### [Aim of the task]
All of the entries must be reproduced exactly, with no images carried over.

[start]

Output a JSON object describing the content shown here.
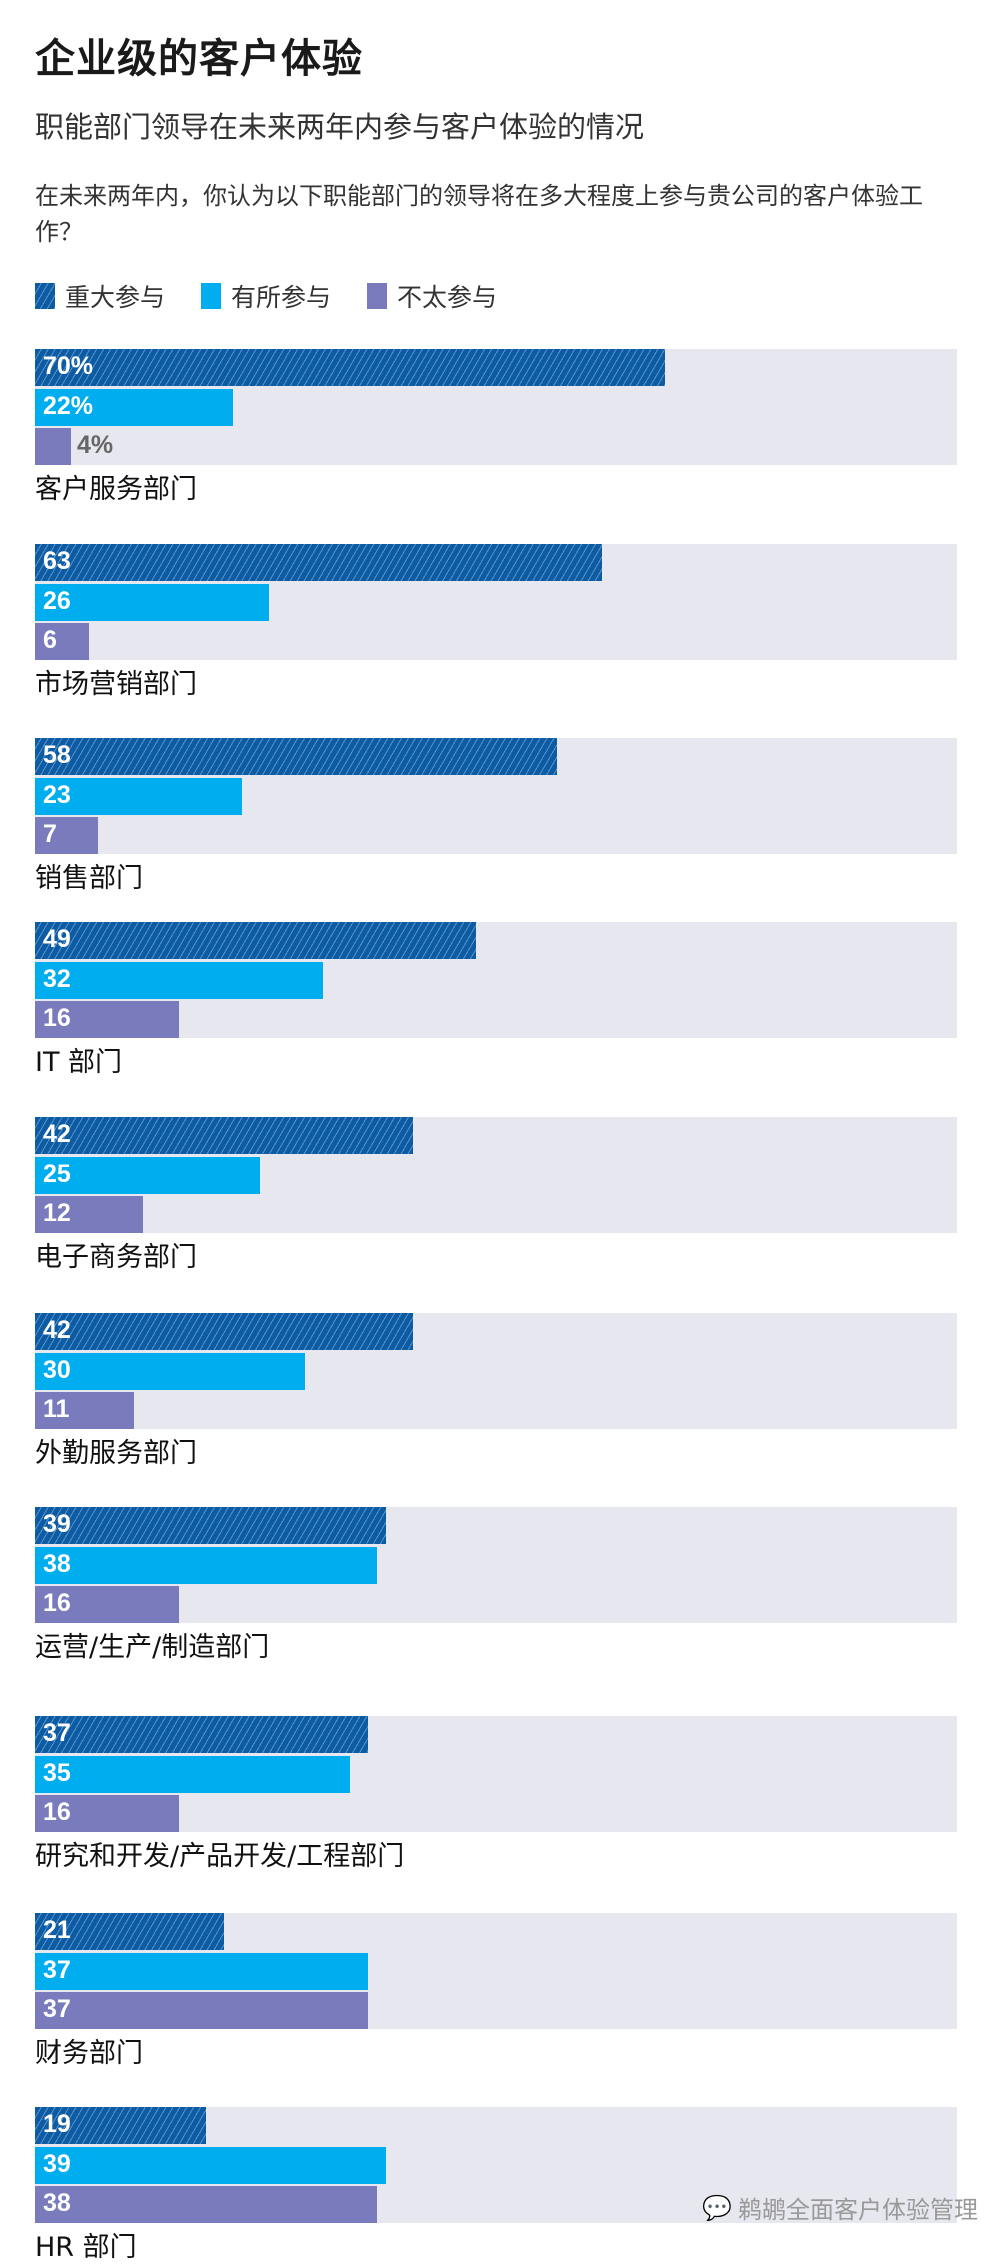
{
  "title": "企业级的客户体验",
  "subtitle": "职能部门领导在未来两年内参与客户体验的情况",
  "question": "在未来两年内，你认为以下职能部门的领导将在多大程度上参与贵公司的客户体验工作？",
  "watermark": "鹈鹕全面客户体验管理",
  "colors": {
    "major": "#0c5ba3",
    "some": "#00aeef",
    "little": "#7a7bbd",
    "track": "#e6e7ef"
  },
  "chart_data": {
    "type": "bar",
    "orientation": "horizontal",
    "unit": "%",
    "xlim": [
      0,
      100
    ],
    "legend_position": "top-left",
    "categories": [
      "客户服务部门",
      "市场营销部门",
      "销售部门",
      "IT 部门",
      "电子商务部门",
      "外勤服务部门",
      "运营/生产/制造部门",
      "研究和开发/产品开发/工程部门",
      "财务部门",
      "HR 部门"
    ],
    "series": [
      {
        "name": "重大参与",
        "values": [
          70,
          63,
          58,
          49,
          42,
          42,
          39,
          37,
          21,
          19
        ]
      },
      {
        "name": "有所参与",
        "values": [
          22,
          26,
          23,
          32,
          25,
          30,
          38,
          35,
          37,
          39
        ]
      },
      {
        "name": "不太参与",
        "values": [
          4,
          6,
          7,
          16,
          12,
          11,
          16,
          16,
          37,
          38
        ]
      }
    ],
    "data_labels": [
      [
        "70%",
        "22%",
        "4%"
      ],
      [
        "63",
        "26",
        "6"
      ],
      [
        "58",
        "23",
        "7"
      ],
      [
        "49",
        "32",
        "16"
      ],
      [
        "42",
        "25",
        "12"
      ],
      [
        "42",
        "30",
        "11"
      ],
      [
        "39",
        "38",
        "16"
      ],
      [
        "37",
        "35",
        "16"
      ],
      [
        "21",
        "37",
        "37"
      ],
      [
        "19",
        "39",
        "38"
      ]
    ]
  }
}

[end]

### [Solution for this exercise]
Output a JSON object describing the content shown here.
{
  "title": "企业级的客户体验",
  "subtitle": "职能部门领导在未来两年内参与客户体验的情况",
  "question": "在未来两年内，你认为以下职能部门的领导将在多大程度上参与贵公司的客户体验工作？",
  "watermark": "鹈鹕全面客户体验管理",
  "colors": {
    "major": "#0c5ba3",
    "some": "#00aeef",
    "little": "#7a7bbd",
    "track": "#e6e7ef"
  },
  "chart_data": {
    "type": "bar",
    "orientation": "horizontal",
    "unit": "%",
    "xlim": [
      0,
      100
    ],
    "legend_position": "top-left",
    "categories": [
      "客户服务部门",
      "市场营销部门",
      "销售部门",
      "IT 部门",
      "电子商务部门",
      "外勤服务部门",
      "运营/生产/制造部门",
      "研究和开发/产品开发/工程部门",
      "财务部门",
      "HR 部门"
    ],
    "series": [
      {
        "name": "重大参与",
        "values": [
          70,
          63,
          58,
          49,
          42,
          42,
          39,
          37,
          21,
          19
        ]
      },
      {
        "name": "有所参与",
        "values": [
          22,
          26,
          23,
          32,
          25,
          30,
          38,
          35,
          37,
          39
        ]
      },
      {
        "name": "不太参与",
        "values": [
          4,
          6,
          7,
          16,
          12,
          11,
          16,
          16,
          37,
          38
        ]
      }
    ],
    "data_labels": [
      [
        "70%",
        "22%",
        "4%"
      ],
      [
        "63",
        "26",
        "6"
      ],
      [
        "58",
        "23",
        "7"
      ],
      [
        "49",
        "32",
        "16"
      ],
      [
        "42",
        "25",
        "12"
      ],
      [
        "42",
        "30",
        "11"
      ],
      [
        "39",
        "38",
        "16"
      ],
      [
        "37",
        "35",
        "16"
      ],
      [
        "21",
        "37",
        "37"
      ],
      [
        "19",
        "39",
        "38"
      ]
    ]
  }
}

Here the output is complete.